Source records:
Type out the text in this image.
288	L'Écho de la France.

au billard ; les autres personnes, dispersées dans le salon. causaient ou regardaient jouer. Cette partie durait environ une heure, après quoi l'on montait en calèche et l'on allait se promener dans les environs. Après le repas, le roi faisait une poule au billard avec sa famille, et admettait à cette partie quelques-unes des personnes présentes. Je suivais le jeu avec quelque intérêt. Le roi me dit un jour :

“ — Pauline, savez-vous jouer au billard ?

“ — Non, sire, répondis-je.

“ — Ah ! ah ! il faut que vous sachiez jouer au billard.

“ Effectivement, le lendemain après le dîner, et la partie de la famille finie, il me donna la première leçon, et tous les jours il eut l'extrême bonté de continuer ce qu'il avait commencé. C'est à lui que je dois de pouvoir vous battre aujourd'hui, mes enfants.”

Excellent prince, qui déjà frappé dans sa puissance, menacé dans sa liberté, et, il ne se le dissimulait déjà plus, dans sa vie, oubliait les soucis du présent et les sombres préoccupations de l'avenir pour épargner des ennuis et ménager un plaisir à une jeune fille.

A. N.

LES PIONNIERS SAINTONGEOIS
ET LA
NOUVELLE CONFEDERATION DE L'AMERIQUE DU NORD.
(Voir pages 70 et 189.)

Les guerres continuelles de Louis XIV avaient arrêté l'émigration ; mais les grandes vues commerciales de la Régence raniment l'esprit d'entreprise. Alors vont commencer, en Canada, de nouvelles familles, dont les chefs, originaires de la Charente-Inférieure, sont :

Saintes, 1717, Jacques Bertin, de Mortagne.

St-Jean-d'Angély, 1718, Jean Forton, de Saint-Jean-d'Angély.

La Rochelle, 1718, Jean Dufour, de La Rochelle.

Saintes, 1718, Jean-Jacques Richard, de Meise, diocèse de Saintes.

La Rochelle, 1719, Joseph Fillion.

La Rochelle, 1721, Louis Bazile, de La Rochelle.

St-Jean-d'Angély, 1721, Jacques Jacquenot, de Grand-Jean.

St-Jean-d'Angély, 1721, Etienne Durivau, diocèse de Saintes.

◆ **Short problem**
Transcribe all of the entries without altering anything.

◆ **Exercise result**
Type out the text in this image.
288	L'Écho de la France.

au billard ; les autres personnes, dispersées dans le salon. causaient ou regardaient jouer. Cette partie durait environ une heure, après quoi l'on montait en calèche et l'on allait se promener dans les environs. Après le repas, le roi faisait une poule au billard avec sa famille, et admettait à cette partie quelques-unes des personnes présentes. Je suivais le jeu avec quelque intérêt. Le roi me dit un jour :

“ — Pauline, savez-vous jouer au billard ?

“ — Non, sire, répondis-je.

“ — Ah ! ah ! il faut que vous sachiez jouer au billard.

“ Effectivement, le lendemain après le dîner, et la partie de la famille finie, il me donna la première leçon, et tous les jours il eut l'extrême bonté de continuer ce qu'il avait commencé. C'est à lui que je dois de pouvoir vous battre aujourd'hui, mes enfants.”

Excellent prince, qui déjà frappé dans sa puissance, menacé dans sa liberté, et, il ne se le dissimulait déjà plus, dans sa vie, oubliait les soucis du présent et les sombres préoccupations de l'avenir pour épargner des ennuis et ménager un plaisir à une jeune fille.

A. N.

LES PIONNIERS SAINTONGEOIS
ET LA
NOUVELLE CONFEDERATION DE L'AMERIQUE DU NORD.
(Voir pages 70 et 189.)

Les guerres continuelles de Louis XIV avaient arrêté l'émigration ; mais les grandes vues commerciales de la Régence raniment l'esprit d'entreprise. Alors vont commencer, en Canada, de nouvelles familles, dont les chefs, originaires de la Charente-Inférieure, sont :

Saintes, 1717, Jacques Bertin, de Mortagne.

St-Jean-d'Angély, 1718, Jean Forton, de Saint-Jean-d'Angély.

La Rochelle, 1718, Jean Dufour, de La Rochelle.

Saintes, 1718, Jean-Jacques Richard, de Meise, diocèse de Saintes.

La Rochelle, 1719, Joseph Fillion.

La Rochelle, 1721, Louis Bazile, de La Rochelle.

St-Jean-d'Angély, 1721, Jacques Jacquenot, de Grand-Jean.

St-Jean-d'Angély, 1721, Etienne Durivau, diocèse de Saintes.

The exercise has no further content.